▶ [Written problem]: Copy out exactly the lines from the one containing "Extract the structured" through the end of the records, and no pictures.

▶ [Listing]:
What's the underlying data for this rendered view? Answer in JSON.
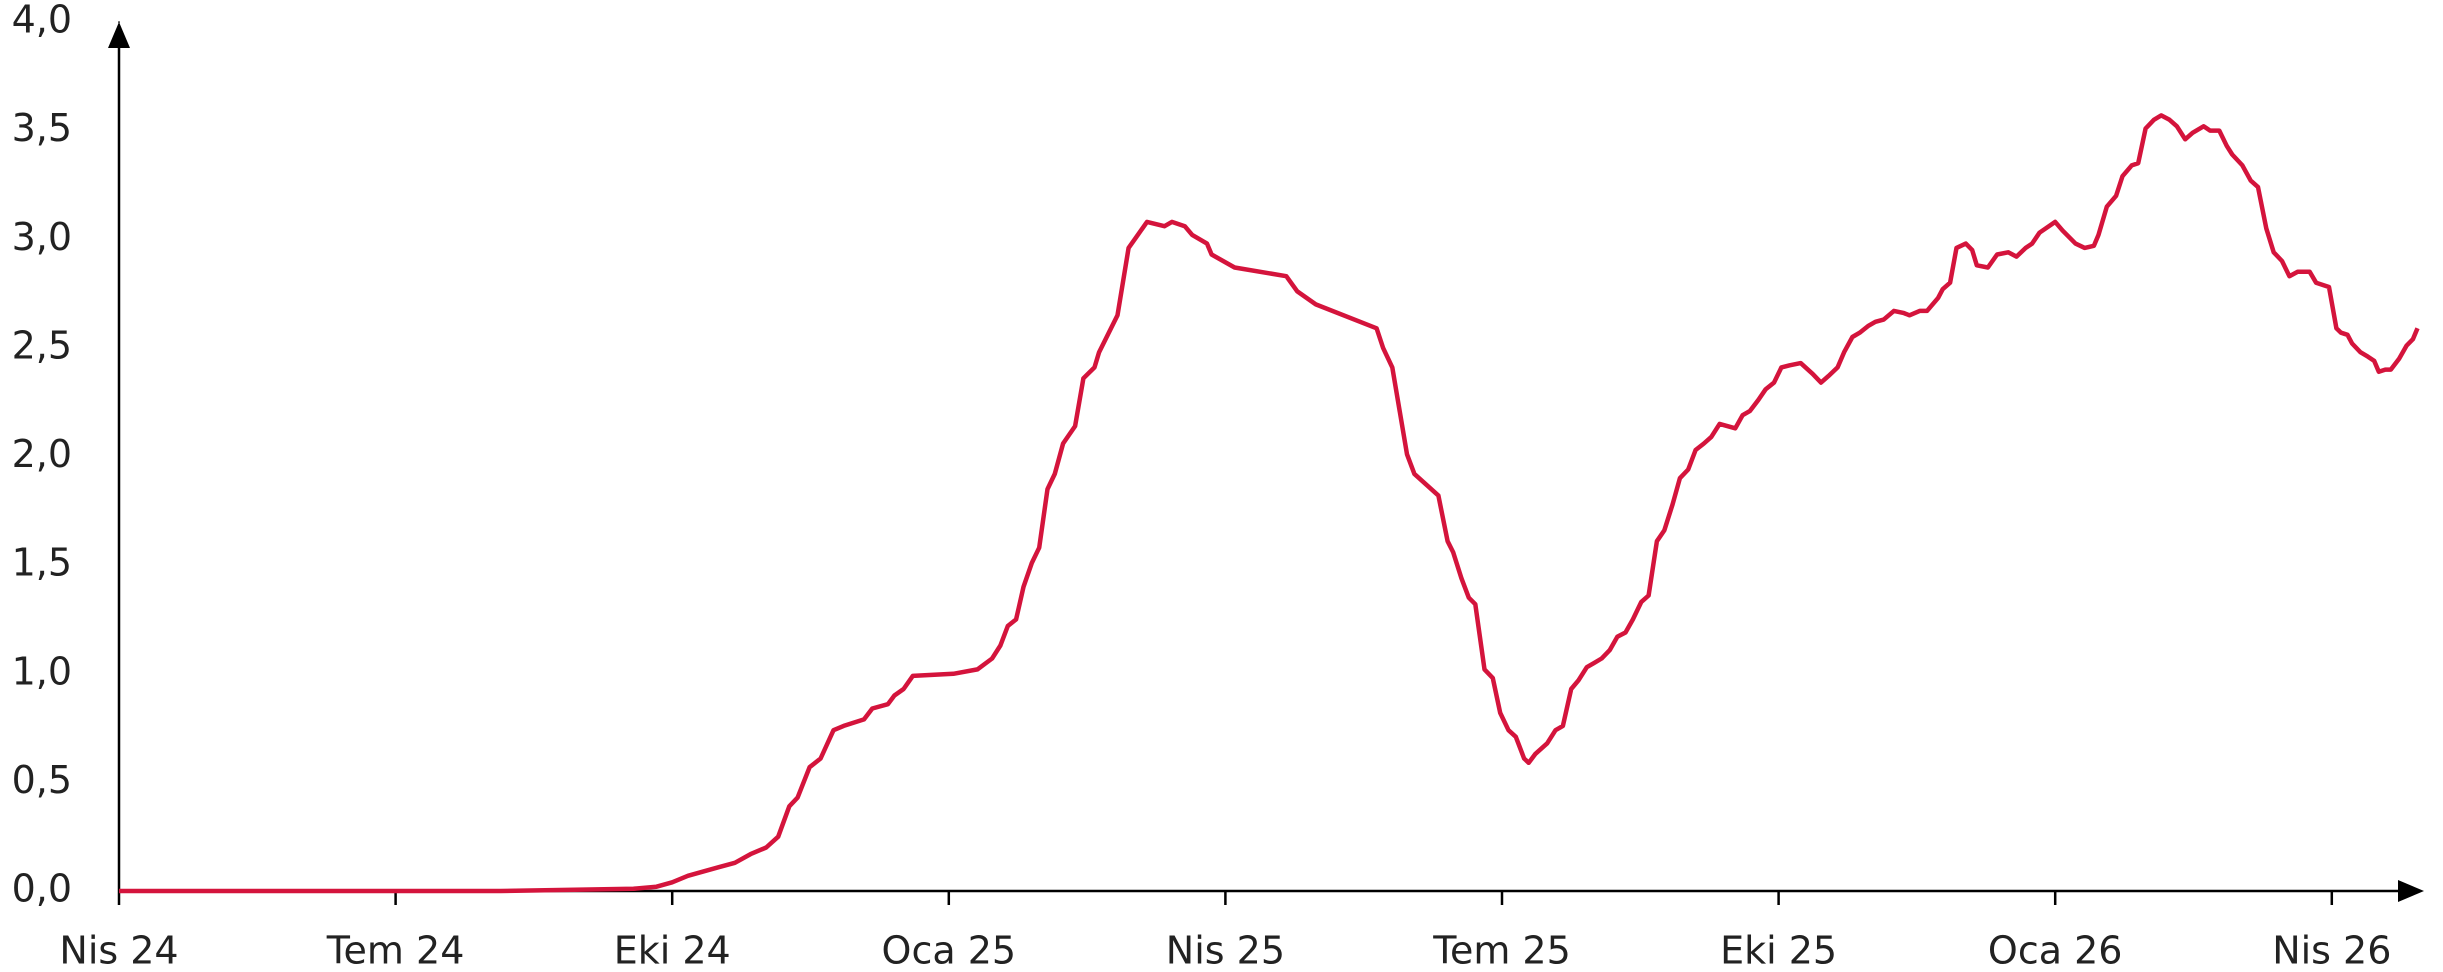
{
  "chart_data": {
    "type": "line",
    "series": [
      {
        "color": "#d4143c",
        "x": [
          0,
          4.14,
          5.58,
          5.83,
          6.0,
          6.17,
          6.34,
          6.51,
          6.68,
          6.85,
          7.02,
          7.15,
          7.27,
          7.36,
          7.49,
          7.61,
          7.75,
          7.86,
          8.08,
          8.17,
          8.34,
          8.41,
          8.51,
          8.61,
          9.05,
          9.31,
          9.47,
          9.56,
          9.64,
          9.73,
          9.81,
          9.9,
          9.98,
          10.07,
          10.15,
          10.24,
          10.37,
          10.46,
          10.58,
          10.63,
          10.83,
          10.95,
          11.05,
          11.15,
          11.34,
          11.42,
          11.56,
          11.64,
          11.8,
          11.85,
          12.1,
          12.66,
          12.78,
          12.98,
          13.64,
          13.71,
          13.81,
          13.97,
          14.05,
          14.31,
          14.41,
          14.47,
          14.56,
          14.64,
          14.71,
          14.81,
          14.9,
          14.98,
          15.07,
          15.15,
          15.24,
          15.29,
          15.36,
          15.49,
          15.58,
          15.66,
          15.75,
          15.83,
          15.92,
          16.0,
          16.08,
          16.17,
          16.25,
          16.34,
          16.42,
          16.51,
          16.59,
          16.68,
          16.76,
          16.85,
          16.93,
          17.02,
          17.1,
          17.19,
          17.27,
          17.36,
          17.53,
          17.61,
          17.69,
          17.78,
          17.86,
          17.95,
          18.03,
          18.12,
          18.24,
          18.37,
          18.46,
          18.54,
          18.64,
          18.71,
          18.8,
          18.88,
          18.97,
          19.05,
          19.14,
          19.25,
          19.36,
          19.42,
          19.53,
          19.61,
          19.73,
          19.78,
          19.86,
          19.93,
          20.03,
          20.1,
          20.15,
          20.27,
          20.37,
          20.49,
          20.58,
          20.68,
          20.75,
          20.83,
          21.0,
          21.08,
          21.22,
          21.32,
          21.42,
          21.47,
          21.56,
          21.66,
          21.73,
          21.83,
          21.9,
          21.98,
          22.07,
          22.15,
          22.24,
          22.32,
          22.41,
          22.49,
          22.61,
          22.68,
          22.78,
          22.86,
          22.92,
          23.03,
          23.12,
          23.2,
          23.29,
          23.37,
          23.46,
          23.54,
          23.63,
          23.71,
          23.76,
          23.83,
          23.97,
          24.05,
          24.1,
          24.17,
          24.22,
          24.31,
          24.39,
          24.46,
          24.51,
          24.58,
          24.64,
          24.73,
          24.81,
          24.88,
          24.93
        ],
        "values": [
          0,
          0,
          0.01,
          0.02,
          0.04,
          0.07,
          0.09,
          0.11,
          0.13,
          0.17,
          0.2,
          0.25,
          0.39,
          0.43,
          0.57,
          0.61,
          0.74,
          0.76,
          0.79,
          0.84,
          0.86,
          0.9,
          0.93,
          0.99,
          1.0,
          1.02,
          1.07,
          1.13,
          1.22,
          1.25,
          1.4,
          1.51,
          1.58,
          1.85,
          1.92,
          2.06,
          2.14,
          2.36,
          2.41,
          2.48,
          2.65,
          2.96,
          3.02,
          3.08,
          3.06,
          3.08,
          3.06,
          3.02,
          2.98,
          2.93,
          2.87,
          2.83,
          2.76,
          2.7,
          2.59,
          2.5,
          2.41,
          2.01,
          1.92,
          1.82,
          1.61,
          1.56,
          1.44,
          1.35,
          1.32,
          1.02,
          0.98,
          0.82,
          0.74,
          0.71,
          0.61,
          0.59,
          0.63,
          0.68,
          0.74,
          0.76,
          0.93,
          0.97,
          1.03,
          1.05,
          1.07,
          1.11,
          1.17,
          1.19,
          1.25,
          1.33,
          1.36,
          1.61,
          1.66,
          1.78,
          1.9,
          1.94,
          2.03,
          2.06,
          2.09,
          2.15,
          2.13,
          2.19,
          2.21,
          2.26,
          2.31,
          2.34,
          2.41,
          2.42,
          2.43,
          2.38,
          2.34,
          2.37,
          2.41,
          2.48,
          2.55,
          2.57,
          2.6,
          2.62,
          2.63,
          2.67,
          2.66,
          2.65,
          2.67,
          2.67,
          2.73,
          2.77,
          2.8,
          2.96,
          2.98,
          2.95,
          2.88,
          2.87,
          2.93,
          2.94,
          2.92,
          2.96,
          2.98,
          3.03,
          3.08,
          3.04,
          2.98,
          2.96,
          2.97,
          3.02,
          3.15,
          3.2,
          3.29,
          3.34,
          3.35,
          3.51,
          3.55,
          3.57,
          3.55,
          3.52,
          3.46,
          3.49,
          3.52,
          3.5,
          3.5,
          3.43,
          3.39,
          3.34,
          3.27,
          3.24,
          3.05,
          2.94,
          2.9,
          2.83,
          2.85,
          2.85,
          2.85,
          2.8,
          2.78,
          2.59,
          2.57,
          2.56,
          2.52,
          2.48,
          2.46,
          2.44,
          2.39,
          2.4,
          2.4,
          2.45,
          2.51,
          2.54,
          2.59
        ]
      }
    ],
    "xlim": [
      0,
      25
    ],
    "xticks": [
      {
        "value": 0,
        "label": "Nis 24"
      },
      {
        "value": 3,
        "label": "Tem 24"
      },
      {
        "value": 6,
        "label": "Eki 24"
      },
      {
        "value": 9,
        "label": "Oca 25"
      },
      {
        "value": 12,
        "label": "Nis 25"
      },
      {
        "value": 15,
        "label": "Tem 25"
      },
      {
        "value": 18,
        "label": "Eki 25"
      },
      {
        "value": 21,
        "label": "Oca 26"
      },
      {
        "value": 24,
        "label": "Nis 26"
      }
    ],
    "ylim": [
      0,
      4
    ],
    "yticks": [
      {
        "value": 0,
        "label": "0,0"
      },
      {
        "value": 0.5,
        "label": "0,5"
      },
      {
        "value": 1,
        "label": "1,0"
      },
      {
        "value": 1.5,
        "label": "1,5"
      },
      {
        "value": 2,
        "label": "2,0"
      },
      {
        "value": 2.5,
        "label": "2,5"
      },
      {
        "value": 3,
        "label": "3,0"
      },
      {
        "value": 3.5,
        "label": "3,5"
      },
      {
        "value": 4,
        "label": "4,0"
      }
    ],
    "grid": false
  }
}
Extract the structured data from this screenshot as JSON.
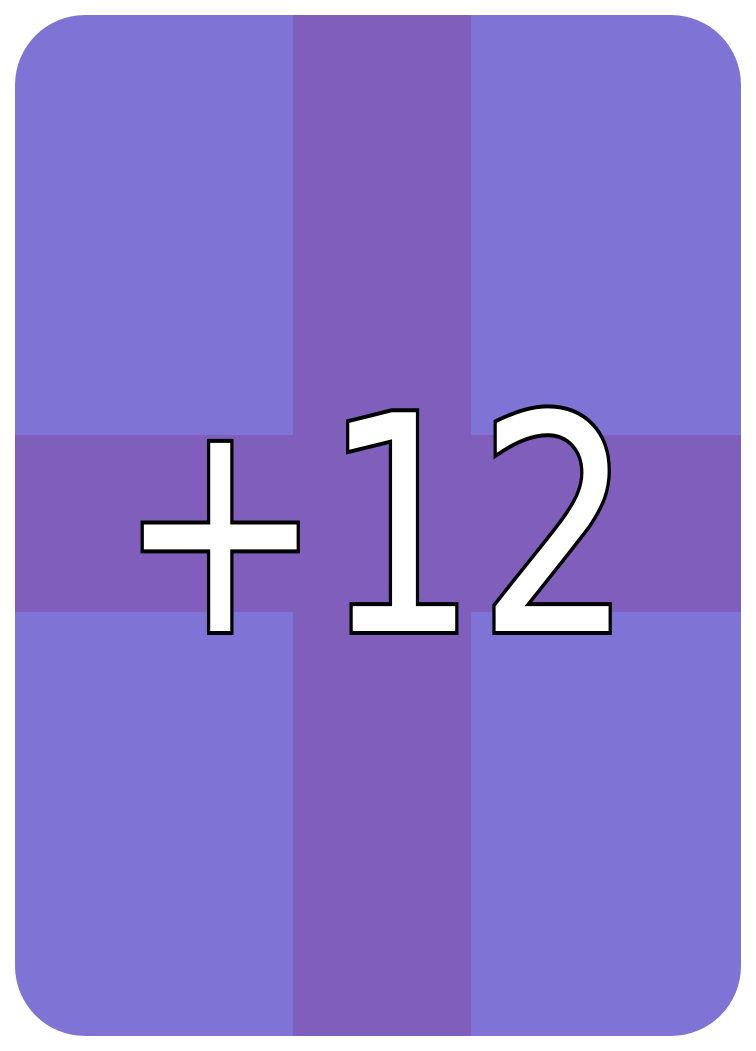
{
  "card": {
    "value": "+12",
    "colors": {
      "background": "#7f74d5",
      "band": "#7f5fbb",
      "text_fill": "#ffffff",
      "text_outline": "#000000"
    }
  }
}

▶ [Solved problem]:
Extract the structured data from this screenshot as JSON.
{
  "card": {
    "value": "+12",
    "colors": {
      "background": "#7f74d5",
      "band": "#7f5fbb",
      "text_fill": "#ffffff",
      "text_outline": "#000000"
    }
  }
}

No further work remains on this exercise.